- [WHAT TO PRODUCE]:
For every line in the data below that contains "water", copy the line.

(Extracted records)
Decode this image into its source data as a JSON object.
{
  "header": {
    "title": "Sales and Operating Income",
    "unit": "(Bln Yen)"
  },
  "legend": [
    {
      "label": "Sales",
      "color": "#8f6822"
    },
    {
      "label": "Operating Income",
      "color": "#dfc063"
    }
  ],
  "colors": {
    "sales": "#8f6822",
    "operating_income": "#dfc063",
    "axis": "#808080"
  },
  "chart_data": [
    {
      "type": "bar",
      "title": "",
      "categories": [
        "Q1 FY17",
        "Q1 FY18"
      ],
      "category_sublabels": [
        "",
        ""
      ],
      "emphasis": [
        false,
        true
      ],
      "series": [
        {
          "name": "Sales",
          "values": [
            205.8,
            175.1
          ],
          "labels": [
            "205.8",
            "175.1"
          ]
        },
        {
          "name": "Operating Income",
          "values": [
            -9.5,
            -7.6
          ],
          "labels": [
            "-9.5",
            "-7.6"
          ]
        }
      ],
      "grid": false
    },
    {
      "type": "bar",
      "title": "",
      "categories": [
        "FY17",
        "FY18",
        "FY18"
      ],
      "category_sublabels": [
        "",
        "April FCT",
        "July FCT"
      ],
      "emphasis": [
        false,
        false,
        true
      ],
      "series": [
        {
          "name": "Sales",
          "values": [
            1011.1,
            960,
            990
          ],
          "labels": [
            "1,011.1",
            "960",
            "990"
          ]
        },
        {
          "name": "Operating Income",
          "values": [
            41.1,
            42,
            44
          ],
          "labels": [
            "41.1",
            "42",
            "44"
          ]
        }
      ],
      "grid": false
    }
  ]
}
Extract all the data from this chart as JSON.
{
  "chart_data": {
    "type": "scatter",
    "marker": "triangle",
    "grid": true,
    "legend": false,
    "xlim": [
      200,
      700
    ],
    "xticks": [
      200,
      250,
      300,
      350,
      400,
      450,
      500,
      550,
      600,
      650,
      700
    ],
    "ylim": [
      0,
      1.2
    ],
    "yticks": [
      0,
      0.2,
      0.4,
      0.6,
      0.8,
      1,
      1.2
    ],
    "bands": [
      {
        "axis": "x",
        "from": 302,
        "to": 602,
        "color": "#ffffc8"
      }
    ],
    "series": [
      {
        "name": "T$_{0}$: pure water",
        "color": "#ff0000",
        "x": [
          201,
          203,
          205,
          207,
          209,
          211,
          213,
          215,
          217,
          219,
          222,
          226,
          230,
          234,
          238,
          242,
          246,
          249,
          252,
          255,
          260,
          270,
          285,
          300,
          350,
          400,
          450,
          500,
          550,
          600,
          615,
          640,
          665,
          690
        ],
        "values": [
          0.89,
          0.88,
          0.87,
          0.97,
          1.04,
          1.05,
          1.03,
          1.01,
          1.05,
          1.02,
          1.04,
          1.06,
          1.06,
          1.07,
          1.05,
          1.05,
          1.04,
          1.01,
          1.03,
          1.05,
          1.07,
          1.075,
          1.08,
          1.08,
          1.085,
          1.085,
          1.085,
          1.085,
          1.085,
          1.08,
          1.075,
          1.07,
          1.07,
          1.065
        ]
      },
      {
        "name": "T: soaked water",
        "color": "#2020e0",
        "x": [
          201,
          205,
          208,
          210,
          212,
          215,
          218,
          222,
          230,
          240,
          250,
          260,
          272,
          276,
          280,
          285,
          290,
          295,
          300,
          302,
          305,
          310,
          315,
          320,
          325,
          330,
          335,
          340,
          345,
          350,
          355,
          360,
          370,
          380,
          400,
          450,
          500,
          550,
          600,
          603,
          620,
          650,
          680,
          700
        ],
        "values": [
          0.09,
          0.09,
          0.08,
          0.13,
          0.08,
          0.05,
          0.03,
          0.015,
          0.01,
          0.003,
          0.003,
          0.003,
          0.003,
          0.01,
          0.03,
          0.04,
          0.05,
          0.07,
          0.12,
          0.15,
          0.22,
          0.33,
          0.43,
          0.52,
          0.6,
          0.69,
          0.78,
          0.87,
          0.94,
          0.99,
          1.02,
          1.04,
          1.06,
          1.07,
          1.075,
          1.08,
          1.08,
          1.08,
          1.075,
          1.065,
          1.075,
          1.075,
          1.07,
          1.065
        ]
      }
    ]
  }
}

- [SOLVED PROBLEM]:
        "name": "T$_{0}$: pure water",
        "name": "T: soaked water",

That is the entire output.